[Chart and figure data]
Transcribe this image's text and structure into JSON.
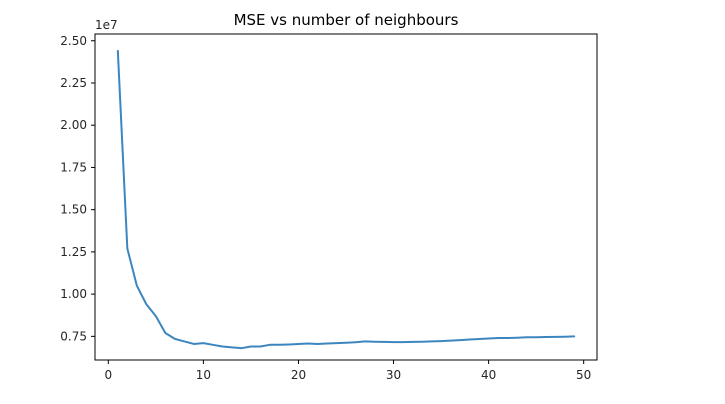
{
  "chart_data": {
    "type": "line",
    "title": "MSE vs number of neighbours",
    "xlabel": "",
    "ylabel": "",
    "y_scale_note": "1e7",
    "xlim": [
      -1.4,
      51.4
    ],
    "ylim": [
      0.61,
      2.54
    ],
    "x_ticks": [
      0,
      10,
      20,
      30,
      40,
      50
    ],
    "x_tick_labels": [
      "0",
      "10",
      "20",
      "30",
      "40",
      "50"
    ],
    "y_ticks": [
      0.75,
      1.0,
      1.25,
      1.5,
      1.75,
      2.0,
      2.25,
      2.5
    ],
    "y_tick_labels": [
      "0.75",
      "1.00",
      "1.25",
      "1.50",
      "1.75",
      "2.00",
      "2.25",
      "2.50"
    ],
    "grid": false,
    "legend": "none",
    "series_color": "#3c86c0",
    "series": [
      {
        "x": [
          1,
          2,
          3,
          4,
          5,
          6,
          7,
          8,
          9,
          10,
          11,
          12,
          13,
          14,
          15,
          16,
          17,
          18,
          19,
          20,
          21,
          22,
          23,
          24,
          25,
          26,
          27,
          28,
          29,
          30,
          31,
          32,
          33,
          34,
          35,
          36,
          37,
          38,
          39,
          40,
          41,
          42,
          43,
          44,
          45,
          46,
          47,
          48,
          49
        ],
        "values": [
          2.44,
          1.27,
          1.05,
          0.94,
          0.87,
          0.77,
          0.735,
          0.72,
          0.705,
          0.71,
          0.7,
          0.69,
          0.685,
          0.68,
          0.69,
          0.69,
          0.7,
          0.7,
          0.702,
          0.705,
          0.708,
          0.705,
          0.708,
          0.71,
          0.712,
          0.715,
          0.72,
          0.718,
          0.717,
          0.716,
          0.716,
          0.717,
          0.718,
          0.72,
          0.722,
          0.725,
          0.728,
          0.731,
          0.734,
          0.737,
          0.74,
          0.74,
          0.742,
          0.745,
          0.745,
          0.746,
          0.747,
          0.748,
          0.75
        ]
      }
    ]
  }
}
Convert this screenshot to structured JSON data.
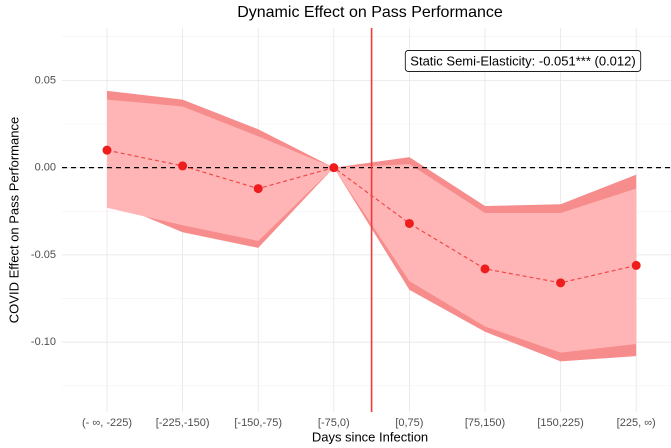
{
  "chart_data": {
    "type": "ribbon-line",
    "title": "Dynamic Effect on Pass Performance",
    "x_label": "Days since Infection",
    "y_label": "COVID Effect on Pass Performance",
    "annotation": "Static Semi-Elasticity: -0.051*** (0.012)",
    "categories": [
      "(- ∞, -225)",
      "[-225,-150)",
      "[-150,-75)",
      "[-75,0)",
      "[0,75)",
      "[75,150)",
      "[150,225)",
      "[225, ∞)"
    ],
    "values": [
      0.01,
      0.001,
      -0.012,
      0.0,
      -0.032,
      -0.058,
      -0.066,
      -0.056
    ],
    "ci_outer": {
      "lower": [
        -0.019,
        -0.037,
        -0.046,
        0.0,
        -0.07,
        -0.094,
        -0.111,
        -0.108
      ],
      "upper": [
        0.044,
        0.039,
        0.022,
        0.0,
        0.006,
        -0.022,
        -0.021,
        -0.004
      ]
    },
    "ci_inner": {
      "lower": [
        -0.023,
        -0.033,
        -0.042,
        0.0,
        -0.065,
        -0.091,
        -0.106,
        -0.101
      ],
      "upper": [
        0.039,
        0.035,
        0.018,
        0.0,
        0.002,
        -0.026,
        -0.026,
        -0.012
      ]
    },
    "hline": 0,
    "ylim": [
      -0.14,
      0.08
    ],
    "yticks": [
      0.05,
      {
        "value": 0,
        "label": "0.00"
      },
      -0.05,
      {
        "value": -0.1,
        "label": "-0.10"
      }
    ],
    "minor_yticks": [
      0.075,
      0.025,
      -0.025,
      -0.075,
      -0.125
    ],
    "grid": true,
    "color": "#ee1c1c",
    "line_color": "#f04848",
    "ci_outer_color": "#f78c8c",
    "ci_inner_color": "#ffb5b5",
    "vline_color": "#ee3b3b"
  }
}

### Aim
Except for the pictures, reproduce every line exactly.

### Result for this exercise
Transcribe this image's text and structure into JSON.
{
  "chart_data": {
    "type": "line",
    "title": "MSE vs number of neighbours",
    "xlabel": "",
    "ylabel": "",
    "y_scale_note": "1e7",
    "xlim": [
      -1.4,
      51.4
    ],
    "ylim": [
      0.61,
      2.54
    ],
    "x_ticks": [
      0,
      10,
      20,
      30,
      40,
      50
    ],
    "x_tick_labels": [
      "0",
      "10",
      "20",
      "30",
      "40",
      "50"
    ],
    "y_ticks": [
      0.75,
      1.0,
      1.25,
      1.5,
      1.75,
      2.0,
      2.25,
      2.5
    ],
    "y_tick_labels": [
      "0.75",
      "1.00",
      "1.25",
      "1.50",
      "1.75",
      "2.00",
      "2.25",
      "2.50"
    ],
    "grid": false,
    "legend": "none",
    "series_color": "#3c86c0",
    "series": [
      {
        "x": [
          1,
          2,
          3,
          4,
          5,
          6,
          7,
          8,
          9,
          10,
          11,
          12,
          13,
          14,
          15,
          16,
          17,
          18,
          19,
          20,
          21,
          22,
          23,
          24,
          25,
          26,
          27,
          28,
          29,
          30,
          31,
          32,
          33,
          34,
          35,
          36,
          37,
          38,
          39,
          40,
          41,
          42,
          43,
          44,
          45,
          46,
          47,
          48,
          49
        ],
        "values": [
          2.44,
          1.27,
          1.05,
          0.94,
          0.87,
          0.77,
          0.735,
          0.72,
          0.705,
          0.71,
          0.7,
          0.69,
          0.685,
          0.68,
          0.69,
          0.69,
          0.7,
          0.7,
          0.702,
          0.705,
          0.708,
          0.705,
          0.708,
          0.71,
          0.712,
          0.715,
          0.72,
          0.718,
          0.717,
          0.716,
          0.716,
          0.717,
          0.718,
          0.72,
          0.722,
          0.725,
          0.728,
          0.731,
          0.734,
          0.737,
          0.74,
          0.74,
          0.742,
          0.745,
          0.745,
          0.746,
          0.747,
          0.748,
          0.75
        ]
      }
    ]
  }
}
Convert this screenshot to structured JSON data.
{
  "chart_data": {
    "type": "ribbon-line",
    "title": "Dynamic Effect on Pass Performance",
    "x_label": "Days since Infection",
    "y_label": "COVID Effect on Pass Performance",
    "annotation": "Static Semi-Elasticity: -0.051*** (0.012)",
    "categories": [
      "(- ∞, -225)",
      "[-225,-150)",
      "[-150,-75)",
      "[-75,0)",
      "[0,75)",
      "[75,150)",
      "[150,225)",
      "[225, ∞)"
    ],
    "values": [
      0.01,
      0.001,
      -0.012,
      0.0,
      -0.032,
      -0.058,
      -0.066,
      -0.056
    ],
    "ci_outer": {
      "lower": [
        -0.019,
        -0.037,
        -0.046,
        0.0,
        -0.07,
        -0.094,
        -0.111,
        -0.108
      ],
      "upper": [
        0.044,
        0.039,
        0.022,
        0.0,
        0.006,
        -0.022,
        -0.021,
        -0.004
      ]
    },
    "ci_inner": {
      "lower": [
        -0.023,
        -0.033,
        -0.042,
        0.0,
        -0.065,
        -0.091,
        -0.106,
        -0.101
      ],
      "upper": [
        0.039,
        0.035,
        0.018,
        0.0,
        0.002,
        -0.026,
        -0.026,
        -0.012
      ]
    },
    "hline": 0,
    "ylim": [
      -0.14,
      0.08
    ],
    "yticks": [
      0.05,
      {
        "value": 0,
        "label": "0.00"
      },
      -0.05,
      {
        "value": -0.1,
        "label": "-0.10"
      }
    ],
    "minor_yticks": [
      0.075,
      0.025,
      -0.025,
      -0.075,
      -0.125
    ],
    "grid": true,
    "color": "#ee1c1c",
    "line_color": "#f04848",
    "ci_outer_color": "#f78c8c",
    "ci_inner_color": "#ffb5b5",
    "vline_color": "#ee3b3b"
  }
}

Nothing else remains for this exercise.